* [WHAT TO WORK ON] Images are excluded; otherwise, output every record exactly.

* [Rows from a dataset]
------------------------------

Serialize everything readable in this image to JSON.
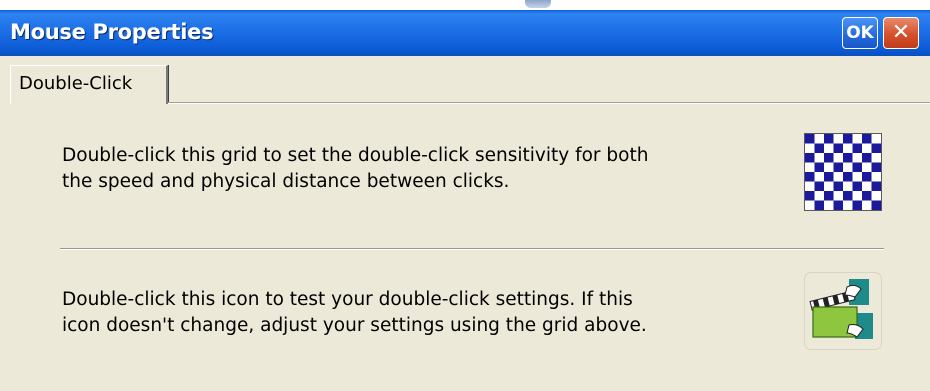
{
  "window": {
    "title": "Mouse Properties",
    "ok_label": "OK",
    "close_label": "✕"
  },
  "tabs": [
    {
      "label": "Double-Click"
    }
  ],
  "grid_section": {
    "line1": "Double-click this grid to set the double-click sensitivity for both",
    "line2": "the speed and physical distance between clicks.",
    "icon": "checkerboard-grid-icon"
  },
  "test_section": {
    "line1": "Double-click this icon to test your double-click settings. If this",
    "line2": "icon doesn't change, adjust your settings using the grid above.",
    "icon": "clapperboard-test-icon"
  },
  "colors": {
    "titlebar": "#0a5fdc",
    "grid_dark": "#1a1a9a",
    "grid_light": "#ffffff",
    "close_button": "#d6502c",
    "window_background": "#ece9d8"
  }
}
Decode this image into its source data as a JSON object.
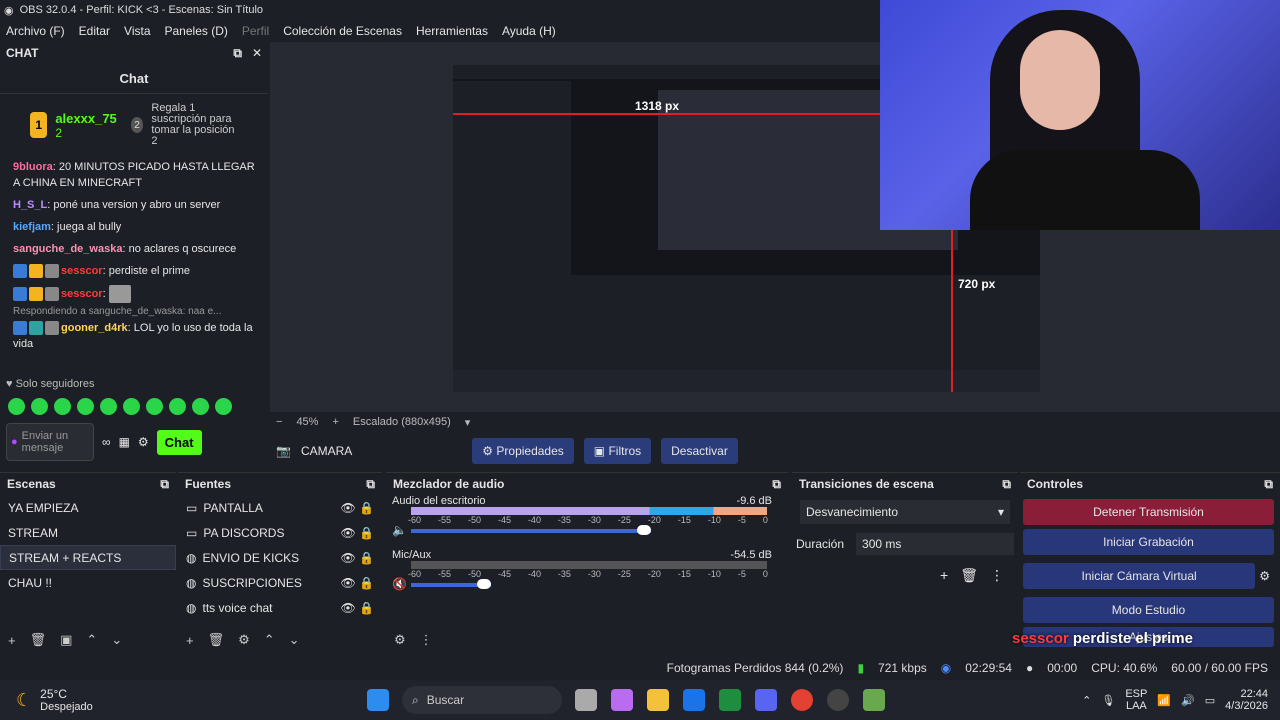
{
  "window": {
    "title": "OBS 32.0.4 - Perfil: KICK <3 - Escenas: Sin Título"
  },
  "menu": {
    "items": [
      "Archivo (F)",
      "Editar",
      "Vista",
      "Paneles (D)",
      "Perfil",
      "Colección de Escenas",
      "Herramientas",
      "Ayuda (H)"
    ]
  },
  "chat": {
    "dock_title": "CHAT",
    "title": "Chat",
    "gift": {
      "rank": "1",
      "user": "alexxx_75",
      "count": "2",
      "rank2": "2",
      "text": "Regala 1 suscripción para tomar la posición 2"
    },
    "messages": [
      {
        "user": "9bluora",
        "text": "20 MINUTOS PICADO HASTA LLEGAR A CHINA EN MINECRAFT"
      },
      {
        "user": "H_S_L",
        "text": "poné una version y abro un server"
      },
      {
        "user": "kiefjam",
        "text": "juega al bully"
      },
      {
        "user": "sanguche_de_waska",
        "text": "no aclares q oscurece"
      },
      {
        "user": "sesscor",
        "text": "perdiste el prime"
      },
      {
        "user": "sesscor",
        "text": ""
      },
      {
        "user": "gooner_d4rk",
        "text": "LOL yo lo uso de toda la vida",
        "reply": "Respondiendo a sanguche_de_waska: naa e..."
      }
    ],
    "followers_label": "Solo seguidores",
    "input_placeholder": "Enviar un mensaje",
    "send_label": "Chat"
  },
  "preview": {
    "measure_h": "1318 px",
    "measure_v": "720 px"
  },
  "zoom": {
    "minus": "−",
    "value": "45%",
    "plus": "+",
    "scaling": "Escalado (880x495)"
  },
  "source_toolbar": {
    "source": "CAMARA",
    "props": "Propiedades",
    "filters": "Filtros",
    "deactivate": "Desactivar"
  },
  "scenes": {
    "title": "Escenas",
    "items": [
      "YA EMPIEZA",
      "STREAM",
      "STREAM + REACTS",
      "CHAU !!"
    ],
    "selected": 2
  },
  "sources": {
    "title": "Fuentes",
    "items": [
      {
        "icon": "monitor-icon",
        "name": "PANTALLA"
      },
      {
        "icon": "window-icon",
        "name": "PA DISCORDS"
      },
      {
        "icon": "globe-icon",
        "name": "ENVIO DE KICKS"
      },
      {
        "icon": "globe-icon",
        "name": "SUSCRIPCIONES"
      },
      {
        "icon": "globe-icon",
        "name": "tts voice chat"
      }
    ]
  },
  "mixer": {
    "title": "Mezclador de audio",
    "tracks": [
      {
        "name": "Audio del escritorio",
        "db": "-9.6 dB"
      },
      {
        "name": "Mic/Aux",
        "db": "-54.5 dB"
      }
    ],
    "scale": [
      "-60",
      "-55",
      "-50",
      "-45",
      "-40",
      "-35",
      "-30",
      "-25",
      "-20",
      "-15",
      "-10",
      "-5",
      "0"
    ]
  },
  "transitions": {
    "title": "Transiciones de escena",
    "type": "Desvanecimiento",
    "duration_label": "Duración",
    "duration": "300 ms"
  },
  "controls": {
    "title": "Controles",
    "buttons": [
      "Detener Transmisión",
      "Iniciar Grabación",
      "Iniciar Cámara Virtual",
      "Modo Estudio",
      "Ajustes"
    ]
  },
  "alert": {
    "user": "sesscor",
    "text": "perdiste el prime"
  },
  "status": {
    "dropped": "Fotogramas Perdidos 844 (0.2%)",
    "bitrate": "721 kbps",
    "live_time": "02:29:54",
    "rec_time": "00:00",
    "cpu": "CPU: 40.6%",
    "fps": "60.00 / 60.00 FPS"
  },
  "taskbar": {
    "temp": "25°C",
    "weather": "Despejado",
    "search": "Buscar",
    "lang1": "ESP",
    "lang2": "LAA",
    "time": "22:44",
    "date": "4/3/2026"
  }
}
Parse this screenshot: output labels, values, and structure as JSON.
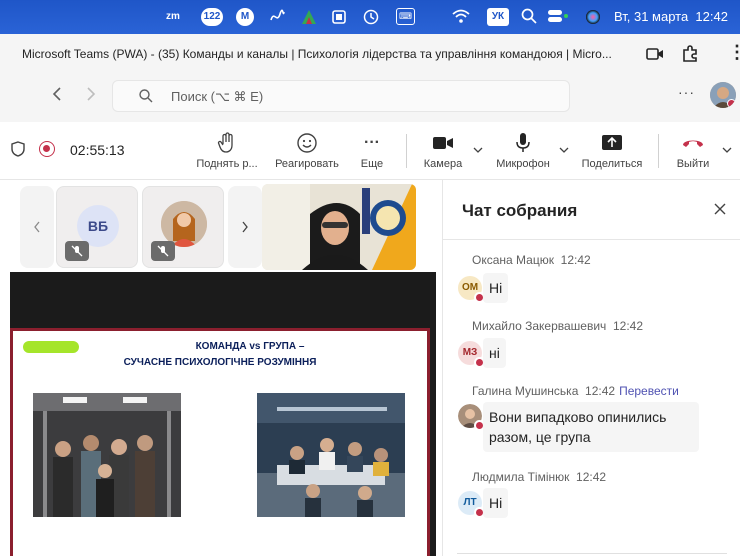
{
  "menubar": {
    "badge_count": "122",
    "clock": "Вт, 31 марта  12:42",
    "icons": [
      "zoom-icon",
      "notification-badge-icon",
      "messenger-icon",
      "scribble-icon",
      "nvidia-icon",
      "pantone-icon",
      "history-icon",
      "keyboard-icon",
      "wifi-icon",
      "input-source-icon",
      "search-icon",
      "control-center-icon",
      "siri-icon"
    ],
    "zoom_label": "zm",
    "input_source": "УК"
  },
  "window": {
    "title": "Microsoft Teams (PWA) - (35) Команды и каналы | Психологія лідерства та управління командоюя | Micro..."
  },
  "search": {
    "placeholder": "Поиск (⌥ ⌘ E)"
  },
  "meeting": {
    "timer": "02:55:13",
    "buttons": {
      "raise_hand": "Поднять р...",
      "react": "Реагировать",
      "more": "Еще",
      "camera": "Камера",
      "mic": "Микрофон",
      "share": "Поделиться",
      "leave": "Выйти"
    }
  },
  "participants": [
    {
      "initials": "ВБ",
      "muted": true
    },
    {
      "initials": "",
      "muted": true
    }
  ],
  "slide": {
    "title_line1": "КОМАНДА vs ГРУПА –",
    "title_line2": "СУЧАСНЕ ПСИХОЛОГІЧНЕ РОЗУМІННЯ"
  },
  "chat": {
    "title": "Чат собрания",
    "messages": [
      {
        "author": "Оксана Мацюк",
        "time": "12:42",
        "initials": "ОМ",
        "text": "Ні",
        "translate": ""
      },
      {
        "author": "Михайло Закервашевич",
        "time": "12:42",
        "initials": "МЗ",
        "text": "ні",
        "translate": ""
      },
      {
        "author": "Галина Мушинська",
        "time": "12:42",
        "initials": "",
        "text_line1": "Вони випадково опинились",
        "text_line2": "разом, це група",
        "translate": "Перевести"
      },
      {
        "author": "Людмила Тімінюк",
        "time": "12:42",
        "initials": "ЛТ",
        "text": "Ні",
        "translate": ""
      }
    ]
  },
  "colors": {
    "menubar": "#1f56c8",
    "accent": "#4f52b2",
    "record": "#c4314b",
    "leave": "#c4314b",
    "slide_border": "#8b1f2e"
  }
}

------------------------------

* [WRITTEN RESPONSE]
Serialize everything readable in this image to JSON.
{
  "window": {
    "title": "Mouse Properties",
    "ok_label": "OK",
    "close_label": "✕"
  },
  "tabs": [
    {
      "label": "Double-Click"
    }
  ],
  "grid_section": {
    "line1": "Double-click this grid to set the double-click sensitivity for both",
    "line2": "the speed and physical distance between clicks.",
    "icon": "checkerboard-grid-icon"
  },
  "test_section": {
    "line1": "Double-click this icon to test your double-click settings. If this",
    "line2": "icon doesn't change, adjust your settings using the grid above.",
    "icon": "clapperboard-test-icon"
  },
  "colors": {
    "titlebar": "#0a5fdc",
    "grid_dark": "#1a1a9a",
    "grid_light": "#ffffff",
    "close_button": "#d6502c",
    "window_background": "#ece9d8"
  }
}
Decode this image into its source data as a JSON object.
{
  "window": {
    "title": "OBS 32.0.4 - Perfil: KICK <3 - Escenas: Sin Título"
  },
  "menu": {
    "items": [
      "Archivo (F)",
      "Editar",
      "Vista",
      "Paneles (D)",
      "Perfil",
      "Colección de Escenas",
      "Herramientas",
      "Ayuda (H)"
    ]
  },
  "chat": {
    "dock_title": "CHAT",
    "title": "Chat",
    "gift": {
      "rank": "1",
      "user": "alexxx_75",
      "count": "2",
      "rank2": "2",
      "text": "Regala 1 suscripción para tomar la posición 2"
    },
    "messages": [
      {
        "user": "9bluora",
        "text": "20 MINUTOS PICADO HASTA LLEGAR A CHINA EN MINECRAFT"
      },
      {
        "user": "H_S_L",
        "text": "poné una version y abro un server"
      },
      {
        "user": "kiefjam",
        "text": "juega al bully"
      },
      {
        "user": "sanguche_de_waska",
        "text": "no aclares q oscurece"
      },
      {
        "user": "sesscor",
        "text": "perdiste el prime"
      },
      {
        "user": "sesscor",
        "text": ""
      },
      {
        "user": "gooner_d4rk",
        "text": "LOL yo lo uso de toda la vida",
        "reply": "Respondiendo a sanguche_de_waska: naa e..."
      }
    ],
    "followers_label": "Solo seguidores",
    "input_placeholder": "Enviar un mensaje",
    "send_label": "Chat"
  },
  "preview": {
    "measure_h": "1318 px",
    "measure_v": "720 px"
  },
  "zoom": {
    "minus": "−",
    "value": "45%",
    "plus": "+",
    "scaling": "Escalado (880x495)"
  },
  "source_toolbar": {
    "source": "CAMARA",
    "props": "Propiedades",
    "filters": "Filtros",
    "deactivate": "Desactivar"
  },
  "scenes": {
    "title": "Escenas",
    "items": [
      "YA EMPIEZA",
      "STREAM",
      "STREAM + REACTS",
      "CHAU !!"
    ],
    "selected": 2
  },
  "sources": {
    "title": "Fuentes",
    "items": [
      {
        "icon": "monitor-icon",
        "name": "PANTALLA"
      },
      {
        "icon": "window-icon",
        "name": "PA DISCORDS"
      },
      {
        "icon": "globe-icon",
        "name": "ENVIO DE KICKS"
      },
      {
        "icon": "globe-icon",
        "name": "SUSCRIPCIONES"
      },
      {
        "icon": "globe-icon",
        "name": "tts voice chat"
      }
    ]
  },
  "mixer": {
    "title": "Mezclador de audio",
    "tracks": [
      {
        "name": "Audio del escritorio",
        "db": "-9.6 dB"
      },
      {
        "name": "Mic/Aux",
        "db": "-54.5 dB"
      }
    ],
    "scale": [
      "-60",
      "-55",
      "-50",
      "-45",
      "-40",
      "-35",
      "-30",
      "-25",
      "-20",
      "-15",
      "-10",
      "-5",
      "0"
    ]
  },
  "transitions": {
    "title": "Transiciones de escena",
    "type": "Desvanecimiento",
    "duration_label": "Duración",
    "duration": "300 ms"
  },
  "controls": {
    "title": "Controles",
    "buttons": [
      "Detener Transmisión",
      "Iniciar Grabación",
      "Iniciar Cámara Virtual",
      "Modo Estudio",
      "Ajustes"
    ]
  },
  "alert": {
    "user": "sesscor",
    "text": "perdiste el prime"
  },
  "status": {
    "dropped": "Fotogramas Perdidos 844 (0.2%)",
    "bitrate": "721 kbps",
    "live_time": "02:29:54",
    "rec_time": "00:00",
    "cpu": "CPU: 40.6%",
    "fps": "60.00 / 60.00 FPS"
  },
  "taskbar": {
    "temp": "25°C",
    "weather": "Despejado",
    "search": "Buscar",
    "lang1": "ESP",
    "lang2": "LAA",
    "time": "22:44",
    "date": "4/3/2026"
  }
}
Parse this screenshot: output labels, values, and structure as JSON.
{
  "menubar": {
    "badge_count": "122",
    "clock": "Вт, 31 марта  12:42",
    "icons": [
      "zoom-icon",
      "notification-badge-icon",
      "messenger-icon",
      "scribble-icon",
      "nvidia-icon",
      "pantone-icon",
      "history-icon",
      "keyboard-icon",
      "wifi-icon",
      "input-source-icon",
      "search-icon",
      "control-center-icon",
      "siri-icon"
    ],
    "zoom_label": "zm",
    "input_source": "УК"
  },
  "window": {
    "title": "Microsoft Teams (PWA) - (35) Команды и каналы | Психологія лідерства та управління командоюя | Micro..."
  },
  "search": {
    "placeholder": "Поиск (⌥ ⌘ E)"
  },
  "meeting": {
    "timer": "02:55:13",
    "buttons": {
      "raise_hand": "Поднять р...",
      "react": "Реагировать",
      "more": "Еще",
      "camera": "Камера",
      "mic": "Микрофон",
      "share": "Поделиться",
      "leave": "Выйти"
    }
  },
  "participants": [
    {
      "initials": "ВБ",
      "muted": true
    },
    {
      "initials": "",
      "muted": true
    }
  ],
  "slide": {
    "title_line1": "КОМАНДА vs ГРУПА –",
    "title_line2": "СУЧАСНЕ ПСИХОЛОГІЧНЕ РОЗУМІННЯ"
  },
  "chat": {
    "title": "Чат собрания",
    "messages": [
      {
        "author": "Оксана Мацюк",
        "time": "12:42",
        "initials": "ОМ",
        "text": "Ні",
        "translate": ""
      },
      {
        "author": "Михайло Закервашевич",
        "time": "12:42",
        "initials": "МЗ",
        "text": "ні",
        "translate": ""
      },
      {
        "author": "Галина Мушинська",
        "time": "12:42",
        "initials": "",
        "text_line1": "Вони випадково опинились",
        "text_line2": "разом, це група",
        "translate": "Перевести"
      },
      {
        "author": "Людмила Тімінюк",
        "time": "12:42",
        "initials": "ЛТ",
        "text": "Ні",
        "translate": ""
      }
    ]
  },
  "colors": {
    "menubar": "#1f56c8",
    "accent": "#4f52b2",
    "record": "#c4314b",
    "leave": "#c4314b",
    "slide_border": "#8b1f2e"
  }
}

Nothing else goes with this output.